> To be done:
Below are the records; collect from them each line containing the string "fifth".

== Records to process

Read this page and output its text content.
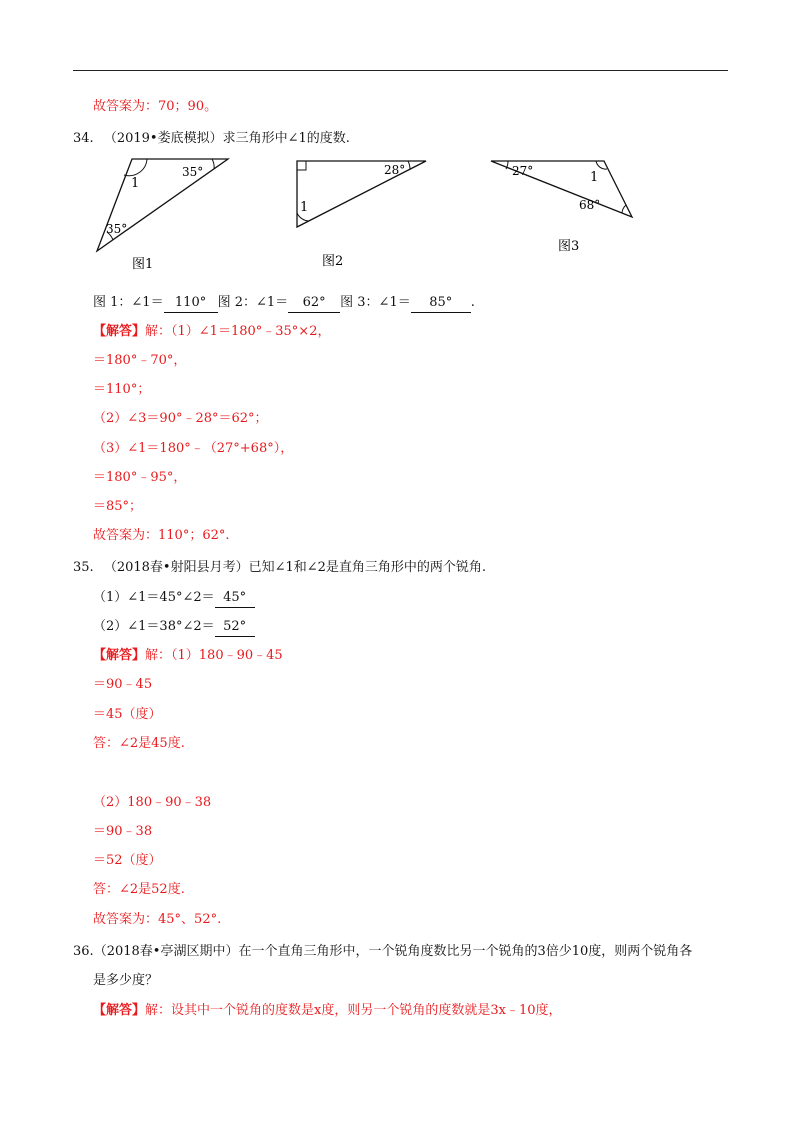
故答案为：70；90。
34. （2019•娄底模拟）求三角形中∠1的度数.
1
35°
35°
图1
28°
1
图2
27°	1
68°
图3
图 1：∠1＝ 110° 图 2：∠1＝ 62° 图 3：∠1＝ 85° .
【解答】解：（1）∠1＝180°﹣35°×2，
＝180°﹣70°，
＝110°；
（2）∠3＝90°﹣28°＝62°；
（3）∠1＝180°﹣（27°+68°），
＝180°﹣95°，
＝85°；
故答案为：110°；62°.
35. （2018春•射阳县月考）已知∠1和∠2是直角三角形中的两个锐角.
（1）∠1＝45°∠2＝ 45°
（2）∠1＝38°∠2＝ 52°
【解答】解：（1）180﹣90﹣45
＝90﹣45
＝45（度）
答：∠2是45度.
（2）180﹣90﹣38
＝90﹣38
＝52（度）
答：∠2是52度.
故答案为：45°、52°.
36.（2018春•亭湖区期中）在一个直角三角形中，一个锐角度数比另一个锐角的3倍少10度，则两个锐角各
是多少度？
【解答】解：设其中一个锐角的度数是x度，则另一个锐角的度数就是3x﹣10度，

====
== Records to process

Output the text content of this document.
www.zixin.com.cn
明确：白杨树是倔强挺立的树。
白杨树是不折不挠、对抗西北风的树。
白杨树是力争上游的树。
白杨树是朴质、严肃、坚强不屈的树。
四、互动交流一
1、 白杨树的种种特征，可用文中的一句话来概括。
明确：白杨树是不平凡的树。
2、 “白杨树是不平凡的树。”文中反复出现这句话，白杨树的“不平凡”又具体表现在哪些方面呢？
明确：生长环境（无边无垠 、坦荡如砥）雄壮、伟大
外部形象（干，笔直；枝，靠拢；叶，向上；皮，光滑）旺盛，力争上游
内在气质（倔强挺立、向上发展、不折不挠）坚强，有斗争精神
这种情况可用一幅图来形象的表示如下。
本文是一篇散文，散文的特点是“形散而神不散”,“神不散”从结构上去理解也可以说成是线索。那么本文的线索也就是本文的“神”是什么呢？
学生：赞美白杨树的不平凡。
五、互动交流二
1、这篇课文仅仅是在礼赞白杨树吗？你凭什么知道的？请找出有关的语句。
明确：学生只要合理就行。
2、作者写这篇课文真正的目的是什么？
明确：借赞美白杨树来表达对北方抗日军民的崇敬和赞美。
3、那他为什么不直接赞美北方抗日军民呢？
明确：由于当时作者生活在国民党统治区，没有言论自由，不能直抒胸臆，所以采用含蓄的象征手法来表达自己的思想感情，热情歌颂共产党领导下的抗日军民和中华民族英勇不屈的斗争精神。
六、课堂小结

====
== Records to process

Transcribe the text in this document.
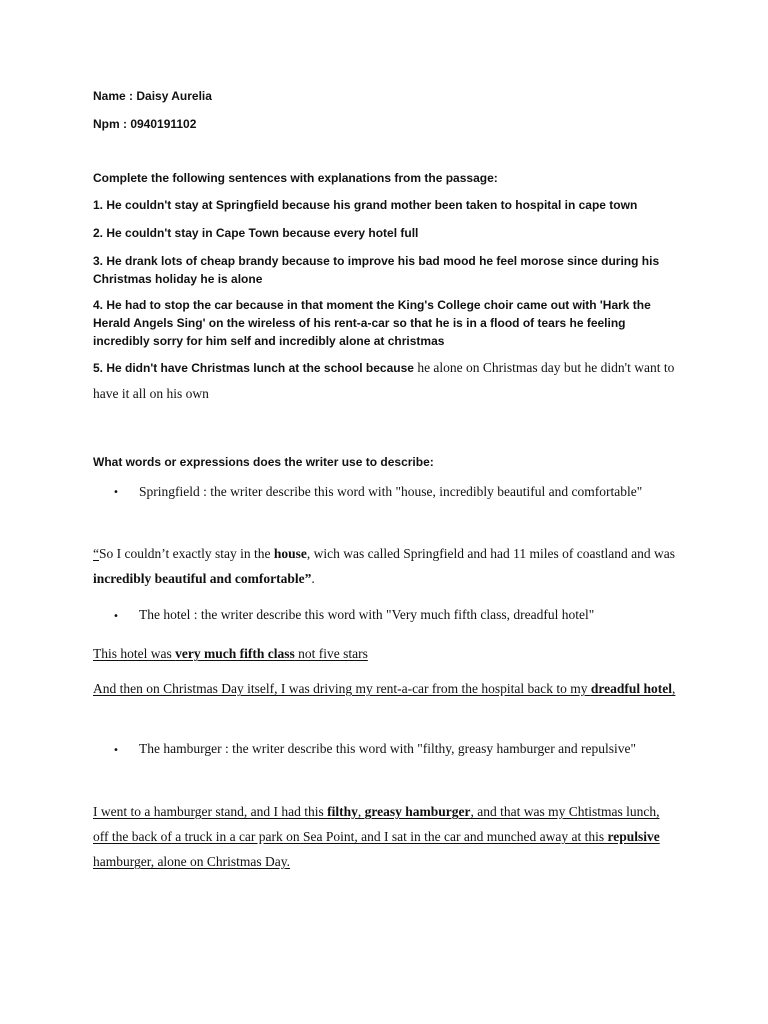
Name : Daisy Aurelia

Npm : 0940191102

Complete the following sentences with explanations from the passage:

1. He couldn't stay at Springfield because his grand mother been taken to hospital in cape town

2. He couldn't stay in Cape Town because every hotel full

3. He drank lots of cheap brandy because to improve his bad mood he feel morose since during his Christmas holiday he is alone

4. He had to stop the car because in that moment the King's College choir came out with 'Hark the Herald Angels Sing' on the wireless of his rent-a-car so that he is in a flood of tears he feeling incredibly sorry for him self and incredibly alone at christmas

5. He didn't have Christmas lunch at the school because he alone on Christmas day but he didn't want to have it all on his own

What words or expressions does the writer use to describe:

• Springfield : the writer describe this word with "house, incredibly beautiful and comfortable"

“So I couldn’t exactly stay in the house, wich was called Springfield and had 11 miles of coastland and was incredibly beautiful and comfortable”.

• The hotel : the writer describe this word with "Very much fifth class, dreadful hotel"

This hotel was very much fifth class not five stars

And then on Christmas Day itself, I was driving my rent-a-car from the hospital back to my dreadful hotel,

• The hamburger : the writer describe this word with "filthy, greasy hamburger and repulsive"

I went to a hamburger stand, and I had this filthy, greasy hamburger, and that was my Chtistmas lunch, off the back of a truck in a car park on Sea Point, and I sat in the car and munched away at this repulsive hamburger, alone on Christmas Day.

====

> Written solution:
• The hotel : the writer describe this word with "Very much fifth class, dreadful hotel"
This hotel was very much fifth class not five stars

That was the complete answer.